RECORDS FOR THE TASK:
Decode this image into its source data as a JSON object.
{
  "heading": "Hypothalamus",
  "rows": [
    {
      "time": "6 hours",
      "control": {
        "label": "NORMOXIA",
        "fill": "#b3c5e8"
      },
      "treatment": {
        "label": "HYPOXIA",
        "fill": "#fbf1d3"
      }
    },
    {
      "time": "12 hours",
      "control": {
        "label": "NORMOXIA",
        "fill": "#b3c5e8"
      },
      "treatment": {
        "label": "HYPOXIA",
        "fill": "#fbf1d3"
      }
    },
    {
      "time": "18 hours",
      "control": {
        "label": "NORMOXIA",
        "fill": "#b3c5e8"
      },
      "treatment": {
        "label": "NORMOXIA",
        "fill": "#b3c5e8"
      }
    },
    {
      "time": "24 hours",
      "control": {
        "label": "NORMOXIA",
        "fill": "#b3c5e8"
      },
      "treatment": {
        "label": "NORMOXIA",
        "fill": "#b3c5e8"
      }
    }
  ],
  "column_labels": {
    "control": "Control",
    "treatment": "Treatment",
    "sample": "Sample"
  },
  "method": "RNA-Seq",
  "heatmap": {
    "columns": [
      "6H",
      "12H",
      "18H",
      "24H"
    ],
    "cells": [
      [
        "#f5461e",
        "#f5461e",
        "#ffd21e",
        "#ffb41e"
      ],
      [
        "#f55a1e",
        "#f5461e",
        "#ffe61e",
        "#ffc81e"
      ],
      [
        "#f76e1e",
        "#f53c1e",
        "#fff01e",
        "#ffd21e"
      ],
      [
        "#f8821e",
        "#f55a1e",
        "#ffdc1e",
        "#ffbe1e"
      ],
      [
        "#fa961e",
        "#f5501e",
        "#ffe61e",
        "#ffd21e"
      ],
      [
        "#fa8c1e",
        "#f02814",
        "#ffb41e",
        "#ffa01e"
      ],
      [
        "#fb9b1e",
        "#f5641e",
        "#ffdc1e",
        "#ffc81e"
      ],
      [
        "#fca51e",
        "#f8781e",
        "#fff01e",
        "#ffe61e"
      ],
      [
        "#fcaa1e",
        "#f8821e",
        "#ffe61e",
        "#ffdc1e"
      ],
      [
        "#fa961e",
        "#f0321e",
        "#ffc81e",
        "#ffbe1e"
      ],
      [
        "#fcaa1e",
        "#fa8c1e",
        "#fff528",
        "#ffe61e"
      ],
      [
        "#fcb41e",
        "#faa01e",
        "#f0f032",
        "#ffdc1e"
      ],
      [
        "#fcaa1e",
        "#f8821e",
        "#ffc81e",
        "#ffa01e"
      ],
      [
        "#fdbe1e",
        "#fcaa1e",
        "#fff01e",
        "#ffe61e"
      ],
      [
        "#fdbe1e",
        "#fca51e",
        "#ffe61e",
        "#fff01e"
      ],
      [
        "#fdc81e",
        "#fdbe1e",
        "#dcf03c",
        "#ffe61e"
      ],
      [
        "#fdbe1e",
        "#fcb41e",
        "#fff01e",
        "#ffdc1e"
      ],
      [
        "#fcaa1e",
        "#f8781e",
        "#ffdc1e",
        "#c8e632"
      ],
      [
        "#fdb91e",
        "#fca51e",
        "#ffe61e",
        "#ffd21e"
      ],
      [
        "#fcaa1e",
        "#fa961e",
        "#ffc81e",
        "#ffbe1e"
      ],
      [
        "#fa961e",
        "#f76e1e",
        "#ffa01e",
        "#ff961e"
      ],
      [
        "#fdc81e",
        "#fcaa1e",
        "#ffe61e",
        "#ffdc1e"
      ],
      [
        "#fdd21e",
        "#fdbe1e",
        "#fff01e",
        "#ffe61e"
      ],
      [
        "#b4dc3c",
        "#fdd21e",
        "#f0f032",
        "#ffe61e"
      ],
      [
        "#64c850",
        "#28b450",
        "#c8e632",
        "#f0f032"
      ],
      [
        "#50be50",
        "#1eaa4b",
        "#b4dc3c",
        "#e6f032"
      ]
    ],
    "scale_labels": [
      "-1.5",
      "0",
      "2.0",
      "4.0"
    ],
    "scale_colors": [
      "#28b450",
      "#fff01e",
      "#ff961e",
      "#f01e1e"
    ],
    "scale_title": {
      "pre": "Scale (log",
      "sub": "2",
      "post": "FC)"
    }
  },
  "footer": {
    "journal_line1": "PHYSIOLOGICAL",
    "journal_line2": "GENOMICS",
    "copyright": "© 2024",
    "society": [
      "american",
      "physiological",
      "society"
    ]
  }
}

TASK: Having read the records, return each one exactly.

TASK ANSWER:
Decode this image into its source data as a JSON object.
{
  "heading": "Hypothalamus",
  "rows": [
    {
      "time": "6 hours",
      "control": {
        "label": "NORMOXIA",
        "fill": "#b3c5e8"
      },
      "treatment": {
        "label": "HYPOXIA",
        "fill": "#fbf1d3"
      }
    },
    {
      "time": "12 hours",
      "control": {
        "label": "NORMOXIA",
        "fill": "#b3c5e8"
      },
      "treatment": {
        "label": "HYPOXIA",
        "fill": "#fbf1d3"
      }
    },
    {
      "time": "18 hours",
      "control": {
        "label": "NORMOXIA",
        "fill": "#b3c5e8"
      },
      "treatment": {
        "label": "NORMOXIA",
        "fill": "#b3c5e8"
      }
    },
    {
      "time": "24 hours",
      "control": {
        "label": "NORMOXIA",
        "fill": "#b3c5e8"
      },
      "treatment": {
        "label": "NORMOXIA",
        "fill": "#b3c5e8"
      }
    }
  ],
  "column_labels": {
    "control": "Control",
    "treatment": "Treatment",
    "sample": "Sample"
  },
  "method": "RNA-Seq",
  "heatmap": {
    "columns": [
      "6H",
      "12H",
      "18H",
      "24H"
    ],
    "cells": [
      [
        "#f5461e",
        "#f5461e",
        "#ffd21e",
        "#ffb41e"
      ],
      [
        "#f55a1e",
        "#f5461e",
        "#ffe61e",
        "#ffc81e"
      ],
      [
        "#f76e1e",
        "#f53c1e",
        "#fff01e",
        "#ffd21e"
      ],
      [
        "#f8821e",
        "#f55a1e",
        "#ffdc1e",
        "#ffbe1e"
      ],
      [
        "#fa961e",
        "#f5501e",
        "#ffe61e",
        "#ffd21e"
      ],
      [
        "#fa8c1e",
        "#f02814",
        "#ffb41e",
        "#ffa01e"
      ],
      [
        "#fb9b1e",
        "#f5641e",
        "#ffdc1e",
        "#ffc81e"
      ],
      [
        "#fca51e",
        "#f8781e",
        "#fff01e",
        "#ffe61e"
      ],
      [
        "#fcaa1e",
        "#f8821e",
        "#ffe61e",
        "#ffdc1e"
      ],
      [
        "#fa961e",
        "#f0321e",
        "#ffc81e",
        "#ffbe1e"
      ],
      [
        "#fcaa1e",
        "#fa8c1e",
        "#fff528",
        "#ffe61e"
      ],
      [
        "#fcb41e",
        "#faa01e",
        "#f0f032",
        "#ffdc1e"
      ],
      [
        "#fcaa1e",
        "#f8821e",
        "#ffc81e",
        "#ffa01e"
      ],
      [
        "#fdbe1e",
        "#fcaa1e",
        "#fff01e",
        "#ffe61e"
      ],
      [
        "#fdbe1e",
        "#fca51e",
        "#ffe61e",
        "#fff01e"
      ],
      [
        "#fdc81e",
        "#fdbe1e",
        "#dcf03c",
        "#ffe61e"
      ],
      [
        "#fdbe1e",
        "#fcb41e",
        "#fff01e",
        "#ffdc1e"
      ],
      [
        "#fcaa1e",
        "#f8781e",
        "#ffdc1e",
        "#c8e632"
      ],
      [
        "#fdb91e",
        "#fca51e",
        "#ffe61e",
        "#ffd21e"
      ],
      [
        "#fcaa1e",
        "#fa961e",
        "#ffc81e",
        "#ffbe1e"
      ],
      [
        "#fa961e",
        "#f76e1e",
        "#ffa01e",
        "#ff961e"
      ],
      [
        "#fdc81e",
        "#fcaa1e",
        "#ffe61e",
        "#ffdc1e"
      ],
      [
        "#fdd21e",
        "#fdbe1e",
        "#fff01e",
        "#ffe61e"
      ],
      [
        "#b4dc3c",
        "#fdd21e",
        "#f0f032",
        "#ffe61e"
      ],
      [
        "#64c850",
        "#28b450",
        "#c8e632",
        "#f0f032"
      ],
      [
        "#50be50",
        "#1eaa4b",
        "#b4dc3c",
        "#e6f032"
      ]
    ],
    "scale_labels": [
      "-1.5",
      "0",
      "2.0",
      "4.0"
    ],
    "scale_colors": [
      "#28b450",
      "#fff01e",
      "#ff961e",
      "#f01e1e"
    ],
    "scale_title": {
      "pre": "Scale (log",
      "sub": "2",
      "post": "FC)"
    }
  },
  "footer": {
    "journal_line1": "PHYSIOLOGICAL",
    "journal_line2": "GENOMICS",
    "copyright": "© 2024",
    "society": [
      "american",
      "physiological",
      "society"
    ]
  }
}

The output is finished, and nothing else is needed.